**Short task**
Find the word "JSON" in the material below and gather every line that contains it.

(Extracted records)

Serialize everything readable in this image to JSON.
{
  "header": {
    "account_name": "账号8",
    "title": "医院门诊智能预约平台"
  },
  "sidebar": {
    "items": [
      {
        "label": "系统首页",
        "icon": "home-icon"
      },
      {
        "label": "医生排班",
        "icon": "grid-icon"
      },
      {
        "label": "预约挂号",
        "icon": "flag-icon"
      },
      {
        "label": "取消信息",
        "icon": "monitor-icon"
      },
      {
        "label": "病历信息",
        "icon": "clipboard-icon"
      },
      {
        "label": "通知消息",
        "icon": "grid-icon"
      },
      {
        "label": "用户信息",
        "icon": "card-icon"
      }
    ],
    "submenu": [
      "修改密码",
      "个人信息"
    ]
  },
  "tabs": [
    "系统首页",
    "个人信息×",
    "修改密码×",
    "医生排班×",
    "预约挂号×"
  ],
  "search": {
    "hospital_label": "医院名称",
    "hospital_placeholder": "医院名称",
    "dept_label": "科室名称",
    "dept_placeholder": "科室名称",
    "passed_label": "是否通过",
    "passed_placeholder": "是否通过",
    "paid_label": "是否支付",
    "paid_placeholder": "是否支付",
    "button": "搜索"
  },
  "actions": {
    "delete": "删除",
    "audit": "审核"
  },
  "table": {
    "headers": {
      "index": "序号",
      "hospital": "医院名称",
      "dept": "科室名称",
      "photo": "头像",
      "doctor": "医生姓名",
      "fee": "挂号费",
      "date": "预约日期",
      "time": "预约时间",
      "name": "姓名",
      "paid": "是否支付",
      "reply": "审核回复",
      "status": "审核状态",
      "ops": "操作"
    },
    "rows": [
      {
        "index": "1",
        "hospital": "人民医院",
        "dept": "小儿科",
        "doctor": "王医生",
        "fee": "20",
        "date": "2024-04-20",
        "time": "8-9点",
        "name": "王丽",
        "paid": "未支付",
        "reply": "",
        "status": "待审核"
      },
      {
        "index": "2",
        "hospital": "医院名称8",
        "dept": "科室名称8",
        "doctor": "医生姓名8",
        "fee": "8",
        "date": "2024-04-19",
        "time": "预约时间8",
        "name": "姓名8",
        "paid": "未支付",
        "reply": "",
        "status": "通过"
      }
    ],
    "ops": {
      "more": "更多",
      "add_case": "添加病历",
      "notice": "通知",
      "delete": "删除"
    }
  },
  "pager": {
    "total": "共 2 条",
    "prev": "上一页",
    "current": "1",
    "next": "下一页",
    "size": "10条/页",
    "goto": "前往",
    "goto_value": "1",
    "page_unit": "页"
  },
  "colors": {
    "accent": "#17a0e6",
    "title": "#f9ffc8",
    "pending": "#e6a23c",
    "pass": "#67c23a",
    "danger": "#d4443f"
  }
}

---

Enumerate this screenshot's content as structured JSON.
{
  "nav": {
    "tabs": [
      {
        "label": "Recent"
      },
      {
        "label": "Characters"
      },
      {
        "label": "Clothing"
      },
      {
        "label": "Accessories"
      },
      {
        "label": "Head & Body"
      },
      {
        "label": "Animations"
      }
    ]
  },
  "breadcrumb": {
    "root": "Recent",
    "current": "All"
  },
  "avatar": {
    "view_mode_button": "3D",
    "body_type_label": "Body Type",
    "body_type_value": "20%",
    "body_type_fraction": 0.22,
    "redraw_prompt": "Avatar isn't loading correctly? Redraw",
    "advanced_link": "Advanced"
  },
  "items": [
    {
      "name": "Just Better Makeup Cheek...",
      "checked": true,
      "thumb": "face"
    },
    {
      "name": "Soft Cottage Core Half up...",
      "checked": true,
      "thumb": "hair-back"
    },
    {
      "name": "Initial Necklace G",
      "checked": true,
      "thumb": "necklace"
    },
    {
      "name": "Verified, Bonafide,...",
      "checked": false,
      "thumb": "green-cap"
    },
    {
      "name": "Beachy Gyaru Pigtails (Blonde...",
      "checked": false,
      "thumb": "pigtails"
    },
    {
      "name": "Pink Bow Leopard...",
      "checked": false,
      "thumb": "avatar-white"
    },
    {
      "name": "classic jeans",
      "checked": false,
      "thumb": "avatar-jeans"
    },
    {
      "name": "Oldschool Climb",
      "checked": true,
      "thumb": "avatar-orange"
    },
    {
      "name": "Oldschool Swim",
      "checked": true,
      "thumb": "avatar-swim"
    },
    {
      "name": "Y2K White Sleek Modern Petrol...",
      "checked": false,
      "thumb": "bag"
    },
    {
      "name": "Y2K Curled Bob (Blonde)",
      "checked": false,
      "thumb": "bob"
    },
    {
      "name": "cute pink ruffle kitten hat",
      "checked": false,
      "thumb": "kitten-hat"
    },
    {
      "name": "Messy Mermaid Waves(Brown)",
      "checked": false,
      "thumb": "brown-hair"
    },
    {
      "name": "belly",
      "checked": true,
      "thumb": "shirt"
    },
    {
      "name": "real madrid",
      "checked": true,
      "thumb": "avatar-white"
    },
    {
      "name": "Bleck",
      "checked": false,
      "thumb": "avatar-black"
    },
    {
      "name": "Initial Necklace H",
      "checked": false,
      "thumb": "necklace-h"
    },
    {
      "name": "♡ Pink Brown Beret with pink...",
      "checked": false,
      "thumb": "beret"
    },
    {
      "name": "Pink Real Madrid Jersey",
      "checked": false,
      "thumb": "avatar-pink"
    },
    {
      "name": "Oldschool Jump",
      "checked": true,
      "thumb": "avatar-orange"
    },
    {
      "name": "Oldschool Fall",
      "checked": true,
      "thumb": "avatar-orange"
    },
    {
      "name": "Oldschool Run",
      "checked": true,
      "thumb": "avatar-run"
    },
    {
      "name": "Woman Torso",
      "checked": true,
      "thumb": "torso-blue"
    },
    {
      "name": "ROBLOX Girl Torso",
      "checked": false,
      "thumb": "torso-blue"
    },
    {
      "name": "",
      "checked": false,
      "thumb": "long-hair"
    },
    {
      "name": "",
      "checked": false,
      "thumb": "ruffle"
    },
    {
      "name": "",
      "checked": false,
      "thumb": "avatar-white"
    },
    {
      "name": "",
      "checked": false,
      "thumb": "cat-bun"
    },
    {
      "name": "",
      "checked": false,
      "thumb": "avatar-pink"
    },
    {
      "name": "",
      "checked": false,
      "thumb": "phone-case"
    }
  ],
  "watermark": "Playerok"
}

**Exercise solution**
Serialize everything readable in this image to JSON.
Enumerate this screenshot's content as structured JSON.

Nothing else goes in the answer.